** START Data listing **

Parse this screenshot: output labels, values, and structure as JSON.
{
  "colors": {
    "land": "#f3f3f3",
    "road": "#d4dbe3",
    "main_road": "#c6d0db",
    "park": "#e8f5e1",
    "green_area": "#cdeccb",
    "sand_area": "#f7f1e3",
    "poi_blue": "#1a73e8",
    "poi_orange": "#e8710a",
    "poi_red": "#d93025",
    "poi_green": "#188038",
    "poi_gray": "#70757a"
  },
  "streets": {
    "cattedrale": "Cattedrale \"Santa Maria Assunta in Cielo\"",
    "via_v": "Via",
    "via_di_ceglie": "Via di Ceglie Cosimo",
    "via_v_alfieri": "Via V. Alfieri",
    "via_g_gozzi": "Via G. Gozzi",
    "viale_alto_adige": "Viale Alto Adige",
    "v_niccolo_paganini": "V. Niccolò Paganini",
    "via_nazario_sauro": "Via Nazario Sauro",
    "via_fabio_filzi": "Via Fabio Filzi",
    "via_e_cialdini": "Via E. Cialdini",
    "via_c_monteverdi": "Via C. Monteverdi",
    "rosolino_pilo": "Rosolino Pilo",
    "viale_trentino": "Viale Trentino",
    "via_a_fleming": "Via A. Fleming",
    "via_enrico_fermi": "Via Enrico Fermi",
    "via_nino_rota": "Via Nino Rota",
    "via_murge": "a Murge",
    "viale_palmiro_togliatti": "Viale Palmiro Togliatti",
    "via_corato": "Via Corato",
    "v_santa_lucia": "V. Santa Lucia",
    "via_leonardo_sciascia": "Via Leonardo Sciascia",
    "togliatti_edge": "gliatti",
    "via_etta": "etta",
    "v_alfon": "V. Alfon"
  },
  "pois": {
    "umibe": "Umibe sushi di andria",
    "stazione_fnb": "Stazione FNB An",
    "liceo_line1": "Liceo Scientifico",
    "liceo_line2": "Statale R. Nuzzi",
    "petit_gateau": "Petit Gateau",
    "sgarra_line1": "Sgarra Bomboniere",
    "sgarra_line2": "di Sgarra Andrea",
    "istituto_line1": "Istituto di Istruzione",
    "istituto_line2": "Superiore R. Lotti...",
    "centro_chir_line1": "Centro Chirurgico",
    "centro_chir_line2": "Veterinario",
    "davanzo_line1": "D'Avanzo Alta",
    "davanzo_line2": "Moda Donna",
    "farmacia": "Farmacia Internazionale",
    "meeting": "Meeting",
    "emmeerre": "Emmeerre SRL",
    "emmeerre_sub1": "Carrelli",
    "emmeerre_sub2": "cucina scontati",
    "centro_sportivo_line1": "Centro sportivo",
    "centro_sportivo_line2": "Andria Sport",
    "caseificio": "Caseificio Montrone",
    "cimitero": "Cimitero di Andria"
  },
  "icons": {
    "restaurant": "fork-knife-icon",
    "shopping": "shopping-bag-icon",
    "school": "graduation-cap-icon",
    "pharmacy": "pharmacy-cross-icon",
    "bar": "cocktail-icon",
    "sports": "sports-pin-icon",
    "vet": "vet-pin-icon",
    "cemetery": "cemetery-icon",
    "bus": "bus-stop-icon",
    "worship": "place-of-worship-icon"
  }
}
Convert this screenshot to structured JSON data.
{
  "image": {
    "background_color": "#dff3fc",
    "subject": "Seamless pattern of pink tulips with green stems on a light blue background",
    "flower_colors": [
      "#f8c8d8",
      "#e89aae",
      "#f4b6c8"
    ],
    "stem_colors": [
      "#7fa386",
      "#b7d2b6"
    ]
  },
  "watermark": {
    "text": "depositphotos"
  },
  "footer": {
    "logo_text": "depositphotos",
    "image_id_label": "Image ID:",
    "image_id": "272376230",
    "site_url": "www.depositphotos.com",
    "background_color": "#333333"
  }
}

** END Data listing **

[What this task involves]: Return all the data above once more, precisely as given.

[Exercise solution]:
Parse this screenshot: output labels, values, and structure as JSON.
{
  "colors": {
    "land": "#f3f3f3",
    "road": "#d4dbe3",
    "main_road": "#c6d0db",
    "park": "#e8f5e1",
    "green_area": "#cdeccb",
    "sand_area": "#f7f1e3",
    "poi_blue": "#1a73e8",
    "poi_orange": "#e8710a",
    "poi_red": "#d93025",
    "poi_green": "#188038",
    "poi_gray": "#70757a"
  },
  "streets": {
    "cattedrale": "Cattedrale \"Santa Maria Assunta in Cielo\"",
    "via_v": "Via",
    "via_di_ceglie": "Via di Ceglie Cosimo",
    "via_v_alfieri": "Via V. Alfieri",
    "via_g_gozzi": "Via G. Gozzi",
    "viale_alto_adige": "Viale Alto Adige",
    "v_niccolo_paganini": "V. Niccolò Paganini",
    "via_nazario_sauro": "Via Nazario Sauro",
    "via_fabio_filzi": "Via Fabio Filzi",
    "via_e_cialdini": "Via E. Cialdini",
    "via_c_monteverdi": "Via C. Monteverdi",
    "rosolino_pilo": "Rosolino Pilo",
    "viale_trentino": "Viale Trentino",
    "via_a_fleming": "Via A. Fleming",
    "via_enrico_fermi": "Via Enrico Fermi",
    "via_nino_rota": "Via Nino Rota",
    "via_murge": "a Murge",
    "viale_palmiro_togliatti": "Viale Palmiro Togliatti",
    "via_corato": "Via Corato",
    "v_santa_lucia": "V. Santa Lucia",
    "via_leonardo_sciascia": "Via Leonardo Sciascia",
    "togliatti_edge": "gliatti",
    "via_etta": "etta",
    "v_alfon": "V. Alfon"
  },
  "pois": {
    "umibe": "Umibe sushi di andria",
    "stazione_fnb": "Stazione FNB An",
    "liceo_line1": "Liceo Scientifico",
    "liceo_line2": "Statale R. Nuzzi",
    "petit_gateau": "Petit Gateau",
    "sgarra_line1": "Sgarra Bomboniere",
    "sgarra_line2": "di Sgarra Andrea",
    "istituto_line1": "Istituto di Istruzione",
    "istituto_line2": "Superiore R. Lotti...",
    "centro_chir_line1": "Centro Chirurgico",
    "centro_chir_line2": "Veterinario",
    "davanzo_line1": "D'Avanzo Alta",
    "davanzo_line2": "Moda Donna",
    "farmacia": "Farmacia Internazionale",
    "meeting": "Meeting",
    "emmeerre": "Emmeerre SRL",
    "emmeerre_sub1": "Carrelli",
    "emmeerre_sub2": "cucina scontati",
    "centro_sportivo_line1": "Centro sportivo",
    "centro_sportivo_line2": "Andria Sport",
    "caseificio": "Caseificio Montrone",
    "cimitero": "Cimitero di Andria"
  },
  "icons": {
    "restaurant": "fork-knife-icon",
    "shopping": "shopping-bag-icon",
    "school": "graduation-cap-icon",
    "pharmacy": "pharmacy-cross-icon",
    "bar": "cocktail-icon",
    "sports": "sports-pin-icon",
    "vet": "vet-pin-icon",
    "cemetery": "cemetery-icon",
    "bus": "bus-stop-icon",
    "worship": "place-of-worship-icon"
  }
}
Convert this screenshot to structured JSON data.
{
  "image": {
    "background_color": "#dff3fc",
    "subject": "Seamless pattern of pink tulips with green stems on a light blue background",
    "flower_colors": [
      "#f8c8d8",
      "#e89aae",
      "#f4b6c8"
    ],
    "stem_colors": [
      "#7fa386",
      "#b7d2b6"
    ]
  },
  "watermark": {
    "text": "depositphotos"
  },
  "footer": {
    "logo_text": "depositphotos",
    "image_id_label": "Image ID:",
    "image_id": "272376230",
    "site_url": "www.depositphotos.com",
    "background_color": "#333333"
  }
}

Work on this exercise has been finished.